第46回日本集中治療医学会学術集会

講演情報

一般演題(ポスター発表)

家族支援

[P49] 一般演題・ポスター49
家族支援

2019年3月2日(土) 11:00 〜 11:50 ポスター会場8 (国立京都国際会館1F イベントホール)

座長:川上 悦子(長崎大学病院看護部)

[P49-6] 院外ICUへの転院 症例報告

矢田 愛果 (信州大学医学部附属病院)

1,背景
ICUに入室している患者は病状が不安定なうえ、装着している機械も多いためICUからの直接転院は稀である。医療依存度が高く、一般病棟への転棟ができない状態であったが、本人の地元に戻りたいという思いが強く、他院のICUへ転院した患者を経験した。ICUにおける地域連携も必要とされており、本症例をもとに院外ICUへの転院に必要とされる患者・家族への支援、病院間の連携について検討した。

_課題内容_. 上の抄録で「ICUに入室している患者は」で始まる段落を、主な事実を残して箇条書きにまとめてもらえますか?

_抽出項目_.
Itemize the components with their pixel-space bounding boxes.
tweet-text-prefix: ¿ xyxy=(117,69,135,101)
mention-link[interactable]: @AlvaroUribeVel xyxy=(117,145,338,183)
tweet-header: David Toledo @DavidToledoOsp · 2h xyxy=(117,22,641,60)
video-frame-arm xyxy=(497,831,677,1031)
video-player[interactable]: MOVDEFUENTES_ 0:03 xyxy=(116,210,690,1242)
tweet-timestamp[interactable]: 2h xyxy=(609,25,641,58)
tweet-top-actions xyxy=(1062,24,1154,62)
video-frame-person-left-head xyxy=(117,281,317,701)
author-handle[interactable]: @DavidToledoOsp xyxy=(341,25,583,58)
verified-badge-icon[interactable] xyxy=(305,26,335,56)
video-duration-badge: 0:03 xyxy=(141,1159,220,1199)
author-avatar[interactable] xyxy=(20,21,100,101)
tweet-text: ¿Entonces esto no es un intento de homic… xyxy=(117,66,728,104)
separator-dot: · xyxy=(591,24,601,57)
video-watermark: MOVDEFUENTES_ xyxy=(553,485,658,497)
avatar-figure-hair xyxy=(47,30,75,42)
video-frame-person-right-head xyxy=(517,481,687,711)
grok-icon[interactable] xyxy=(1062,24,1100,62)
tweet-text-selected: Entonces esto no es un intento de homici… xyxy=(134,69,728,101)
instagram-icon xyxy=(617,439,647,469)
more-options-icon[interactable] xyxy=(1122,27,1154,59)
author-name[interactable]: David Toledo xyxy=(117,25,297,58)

_回答_.
- ICUの患者は病状が不安定で装着している機械も多いため、ICUからの直接転院は稀である。
- 医療依存度が高く、一般病棟へ転棟できない状態だったが、地元に戻りたいという本人の強い思いから他院のICUへ転院した患者を経験した。
- ICUでも地域連携が必要とされている。
- 本症例をもとに、院外ICUへの転院に必要な患者・家族への支援と病院間の連携を検討した。